WHAT IS NEEDED: Print the entries below word for word; the pictures stay out of your copy.

──────── EXCERPTED DATA

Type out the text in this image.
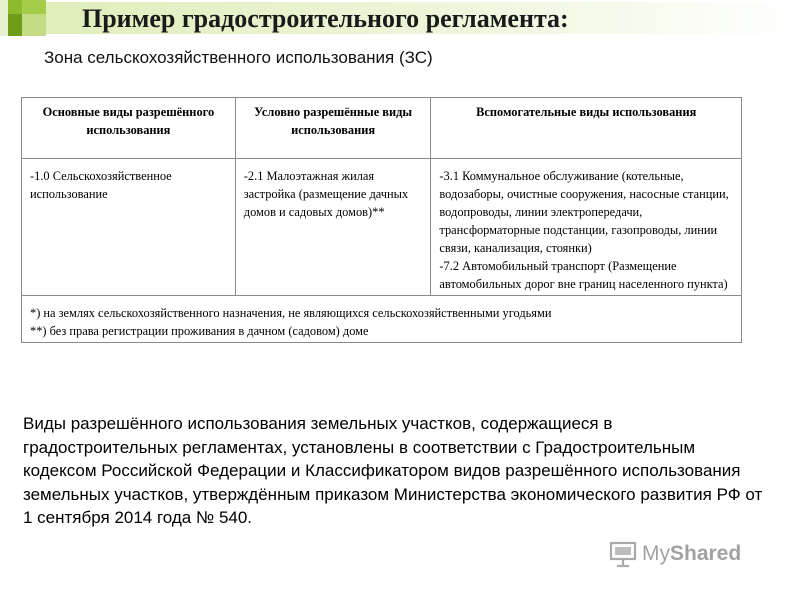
Пример градостроительного регламента:
Зона сельскохозяйственного использования (ЗС)
Основные виды разрешённого использования	Условно разрешённые виды использования	Вспомогательные виды использования

-1.0 Сельскохозяйственное использование	-2.1 Малоэтажная жилая застройка (размещение дачных домов и садовых домов)**	-3.1 Коммунальное обслуживание (котельные, водозаборы, очистные сооружения, насосные станции, водопроводы, линии электропередачи, трансформаторные подстанции, газопроводы, линии связи, канализация, стоянки)
-7.2 Автомобильный транспорт (Размещение автомобильных дорог вне границ населенного пункта)

*) на землях сельскохозяйственного назначения, не являющихся сельскохозяйственными угодьями
**) без права регистрации проживания в дачном (садовом) доме		
Виды разрешённого использования земельных участков, содержащиеся в градостроительных регламентах, установлены в соответствии с Градостроительным кодексом Российской Федерации и Классификатором видов разрешённого использования земельных участков, утверждённым приказом Министерства экономического развития РФ от 1 сентября 2014 года № 540.
MyShared
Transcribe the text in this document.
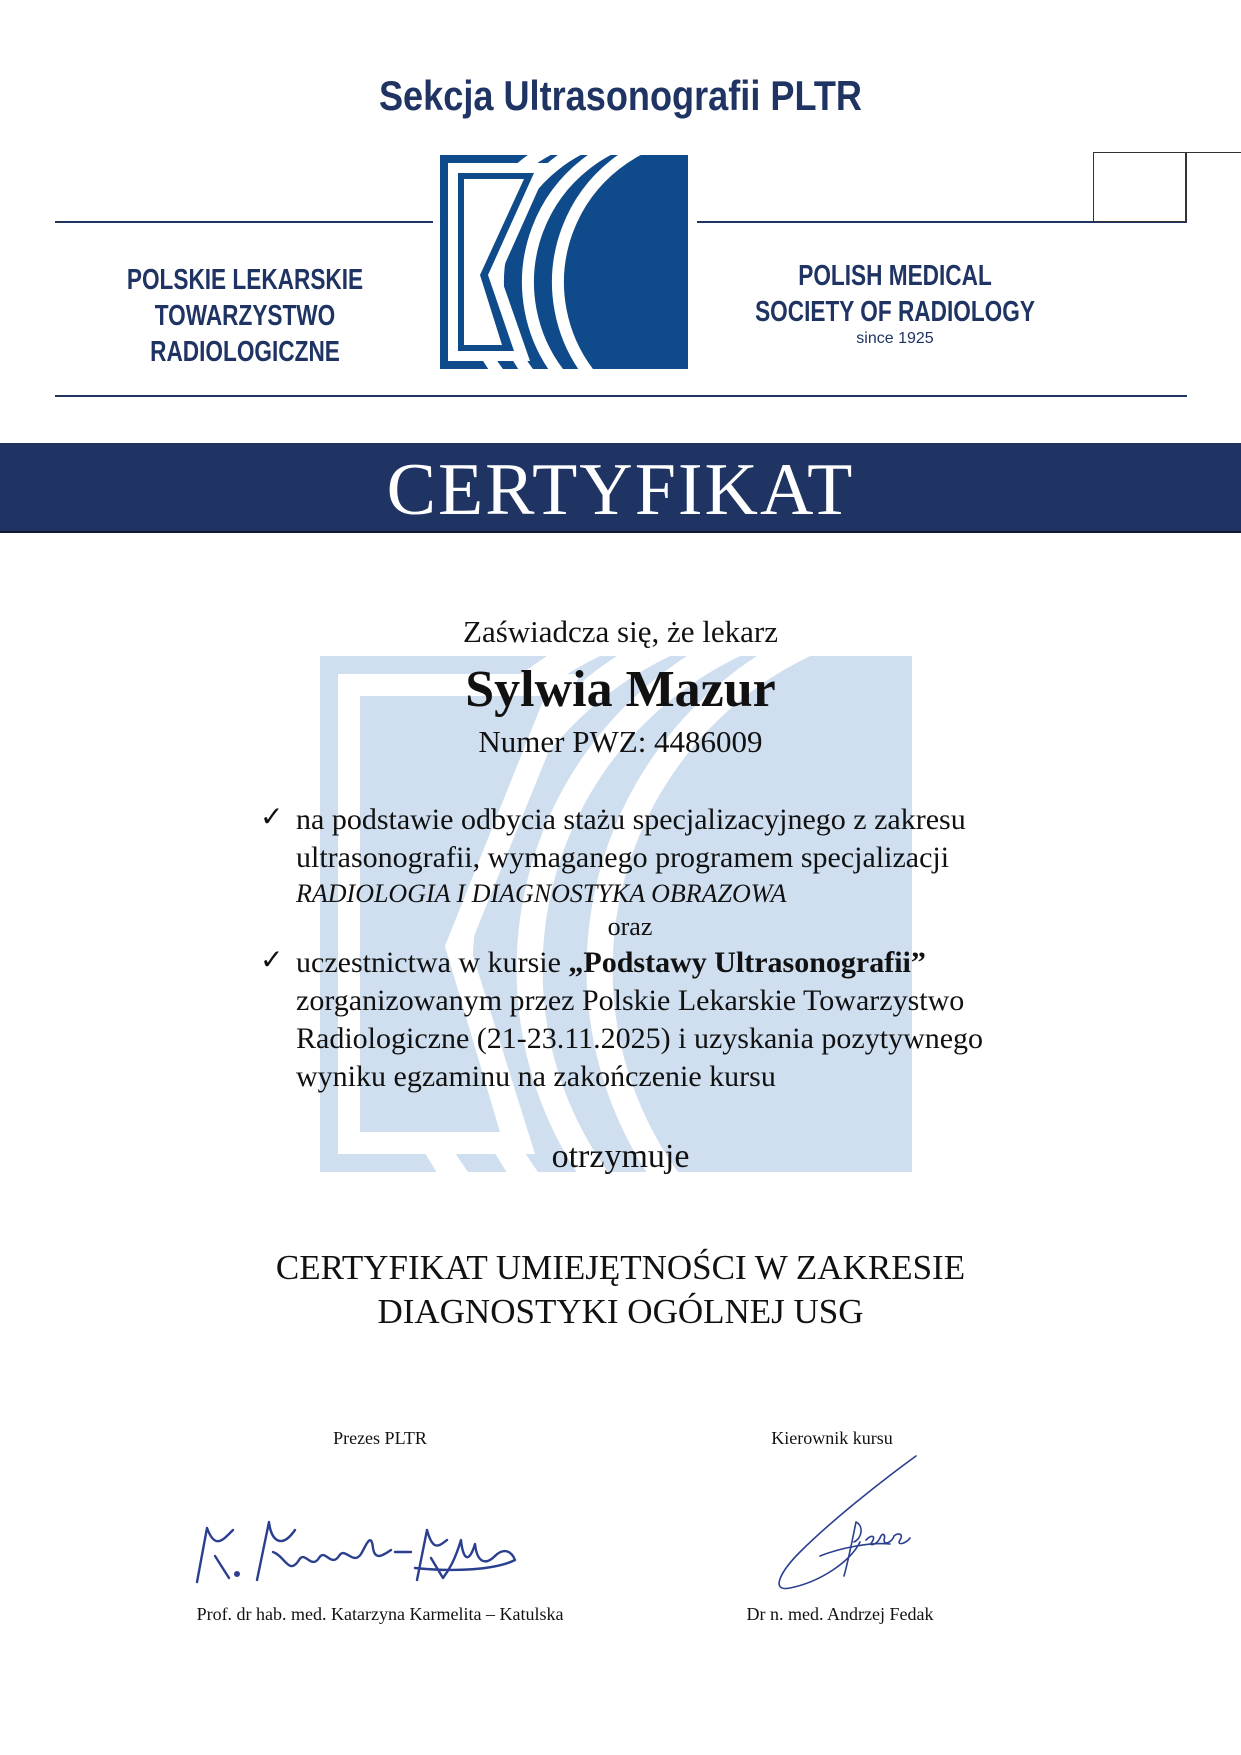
Sekcja Ultrasonografii PLTR
POLSKIE LEKARSKIE
TOWARZYSTWO RADIOLOGICZNE
POLISH MEDICAL
SOCIETY OF RADIOLOGY
since 1925
CERTYFIKAT
Zaświadcza się, że lekarz
Sylwia Mazur
Numer PWZ: 4486009
✓ na podstawie odbycia stażu specjalizacyjnego z zakresu
ultrasonografii, wymaganego programem specjalizacji
RADIOLOGIA I DIAGNOSTYKA OBRAZOWA
oraz
✓ uczestnictwa w kursie „Podstawy Ultrasonografii”
zorganizowanym przez Polskie Lekarskie Towarzystwo
Radiologiczne (21-23.11.2025) i uzyskania pozytywnego
wyniku egzaminu na zakończenie kursu
otrzymuje
CERTYFIKAT UMIEJĘTNOŚCI W ZAKRESIE
DIAGNOSTYKI OGÓLNEJ USG
Prezes PLTR	Kierownik kursu
Prof. dr hab. med. Katarzyna Karmelita – Katulska	Dr n. med. Andrzej Fedak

────────────────

RESULT:
Type out the text in this image.
Пример градостроительного регламента:
Зона сельскохозяйственного использования (ЗС)
Основные виды разрешённого использования	Условно разрешённые виды использования	Вспомогательные виды использования

-1.0 Сельскохозяйственное использование	-2.1 Малоэтажная жилая застройка (размещение дачных домов и садовых домов)**	-3.1 Коммунальное обслуживание (котельные, водозаборы, очистные сооружения, насосные станции, водопроводы, линии электропередачи, трансформаторные подстанции, газопроводы, линии связи, канализация, стоянки)
-7.2 Автомобильный транспорт (Размещение автомобильных дорог вне границ населенного пункта)

*) на землях сельскохозяйственного назначения, не являющихся сельскохозяйственными угодьями
**) без права регистрации проживания в дачном (садовом) доме		
Виды разрешённого использования земельных участков, содержащиеся в градостроительных регламентах, установлены в соответствии с Градостроительным кодексом Российской Федерации и Классификатором видов разрешённого использования земельных участков, утверждённым приказом Министерства экономического развития РФ от 1 сентября 2014 года № 540.
MyShared
Transcribe the text in this document.
Sekcja Ultrasonografii PLTR
POLSKIE LEKARSKIE
TOWARZYSTWO RADIOLOGICZNE
POLISH MEDICAL
SOCIETY OF RADIOLOGY
since 1925
CERTYFIKAT
Zaświadcza się, że lekarz
Sylwia Mazur
Numer PWZ: 4486009
✓ na podstawie odbycia stażu specjalizacyjnego z zakresu
ultrasonografii, wymaganego programem specjalizacji
RADIOLOGIA I DIAGNOSTYKA OBRAZOWA
oraz
✓ uczestnictwa w kursie „Podstawy Ultrasonografii”
zorganizowanym przez Polskie Lekarskie Towarzystwo
Radiologiczne (21-23.11.2025) i uzyskania pozytywnego
wyniku egzaminu na zakończenie kursu
otrzymuje
CERTYFIKAT UMIEJĘTNOŚCI W ZAKRESIE
DIAGNOSTYKI OGÓLNEJ USG
Prezes PLTR	Kierownik kursu
Prof. dr hab. med. Katarzyna Karmelita – Katulska	Dr n. med. Andrzej Fedak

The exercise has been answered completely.